* begin Information shown *
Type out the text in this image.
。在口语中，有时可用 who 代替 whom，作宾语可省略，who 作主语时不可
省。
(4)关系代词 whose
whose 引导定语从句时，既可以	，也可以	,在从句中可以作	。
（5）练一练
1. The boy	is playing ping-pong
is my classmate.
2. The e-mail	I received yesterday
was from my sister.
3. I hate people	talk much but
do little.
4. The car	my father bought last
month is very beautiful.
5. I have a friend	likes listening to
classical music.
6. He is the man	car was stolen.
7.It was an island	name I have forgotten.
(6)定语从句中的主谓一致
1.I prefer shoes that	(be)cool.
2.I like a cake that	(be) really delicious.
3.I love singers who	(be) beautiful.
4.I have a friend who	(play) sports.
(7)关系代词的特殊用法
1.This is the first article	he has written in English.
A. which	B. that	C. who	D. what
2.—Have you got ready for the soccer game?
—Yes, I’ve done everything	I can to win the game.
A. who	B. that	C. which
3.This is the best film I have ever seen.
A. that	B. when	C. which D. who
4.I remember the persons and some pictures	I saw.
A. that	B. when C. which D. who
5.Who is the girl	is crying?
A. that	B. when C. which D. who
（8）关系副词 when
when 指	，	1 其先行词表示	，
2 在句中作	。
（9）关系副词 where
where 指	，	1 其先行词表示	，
* end Information shown *
## Given request
Find each line holding the word "which" and copy it.

## Expected answer
A. which	B. that	C. who	D. what
A. who	B. that	C. which
A. that	B. when	C. which D. who
A. that	B. when C. which D. who
A. that	B. when C. which D. who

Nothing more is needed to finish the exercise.